** BEGIN Task data **

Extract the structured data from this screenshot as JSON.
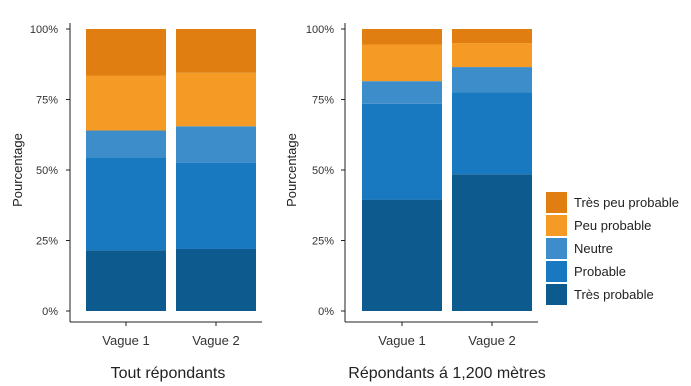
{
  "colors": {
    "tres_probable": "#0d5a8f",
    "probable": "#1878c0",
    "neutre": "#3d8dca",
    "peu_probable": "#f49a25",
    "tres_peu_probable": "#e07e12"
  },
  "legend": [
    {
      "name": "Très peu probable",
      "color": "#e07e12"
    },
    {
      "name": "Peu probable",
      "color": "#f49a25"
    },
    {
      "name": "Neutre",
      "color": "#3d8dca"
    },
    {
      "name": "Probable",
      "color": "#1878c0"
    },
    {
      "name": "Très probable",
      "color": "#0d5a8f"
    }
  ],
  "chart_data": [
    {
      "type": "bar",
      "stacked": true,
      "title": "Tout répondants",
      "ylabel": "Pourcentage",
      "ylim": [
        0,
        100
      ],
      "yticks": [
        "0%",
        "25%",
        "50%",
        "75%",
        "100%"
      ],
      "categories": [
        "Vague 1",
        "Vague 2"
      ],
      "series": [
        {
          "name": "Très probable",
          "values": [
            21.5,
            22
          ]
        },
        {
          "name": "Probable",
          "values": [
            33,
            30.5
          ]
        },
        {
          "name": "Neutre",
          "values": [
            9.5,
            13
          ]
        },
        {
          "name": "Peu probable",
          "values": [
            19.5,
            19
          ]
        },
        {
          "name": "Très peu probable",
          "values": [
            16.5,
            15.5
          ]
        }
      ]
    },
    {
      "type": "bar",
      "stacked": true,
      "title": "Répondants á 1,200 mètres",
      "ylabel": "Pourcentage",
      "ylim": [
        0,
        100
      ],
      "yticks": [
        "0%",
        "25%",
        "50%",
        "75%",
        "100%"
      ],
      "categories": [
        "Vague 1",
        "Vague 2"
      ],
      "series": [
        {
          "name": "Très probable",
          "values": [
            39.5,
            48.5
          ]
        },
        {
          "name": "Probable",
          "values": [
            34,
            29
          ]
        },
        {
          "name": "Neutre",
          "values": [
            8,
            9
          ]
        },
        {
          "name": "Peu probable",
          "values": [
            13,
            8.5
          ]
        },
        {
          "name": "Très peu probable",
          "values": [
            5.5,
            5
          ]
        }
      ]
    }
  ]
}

** END Task data **

Exactly as written, return every line of the listing, but not the pictures.

Extract the structured data from this screenshot as JSON.
{
  "colors": {
    "tres_probable": "#0d5a8f",
    "probable": "#1878c0",
    "neutre": "#3d8dca",
    "peu_probable": "#f49a25",
    "tres_peu_probable": "#e07e12"
  },
  "legend": [
    {
      "name": "Très peu probable",
      "color": "#e07e12"
    },
    {
      "name": "Peu probable",
      "color": "#f49a25"
    },
    {
      "name": "Neutre",
      "color": "#3d8dca"
    },
    {
      "name": "Probable",
      "color": "#1878c0"
    },
    {
      "name": "Très probable",
      "color": "#0d5a8f"
    }
  ],
  "chart_data": [
    {
      "type": "bar",
      "stacked": true,
      "title": "Tout répondants",
      "ylabel": "Pourcentage",
      "ylim": [
        0,
        100
      ],
      "yticks": [
        "0%",
        "25%",
        "50%",
        "75%",
        "100%"
      ],
      "categories": [
        "Vague 1",
        "Vague 2"
      ],
      "series": [
        {
          "name": "Très probable",
          "values": [
            21.5,
            22
          ]
        },
        {
          "name": "Probable",
          "values": [
            33,
            30.5
          ]
        },
        {
          "name": "Neutre",
          "values": [
            9.5,
            13
          ]
        },
        {
          "name": "Peu probable",
          "values": [
            19.5,
            19
          ]
        },
        {
          "name": "Très peu probable",
          "values": [
            16.5,
            15.5
          ]
        }
      ]
    },
    {
      "type": "bar",
      "stacked": true,
      "title": "Répondants á 1,200 mètres",
      "ylabel": "Pourcentage",
      "ylim": [
        0,
        100
      ],
      "yticks": [
        "0%",
        "25%",
        "50%",
        "75%",
        "100%"
      ],
      "categories": [
        "Vague 1",
        "Vague 2"
      ],
      "series": [
        {
          "name": "Très probable",
          "values": [
            39.5,
            48.5
          ]
        },
        {
          "name": "Probable",
          "values": [
            34,
            29
          ]
        },
        {
          "name": "Neutre",
          "values": [
            8,
            9
          ]
        },
        {
          "name": "Peu probable",
          "values": [
            13,
            8.5
          ]
        },
        {
          "name": "Très peu probable",
          "values": [
            5.5,
            5
          ]
        }
      ]
    }
  ]
}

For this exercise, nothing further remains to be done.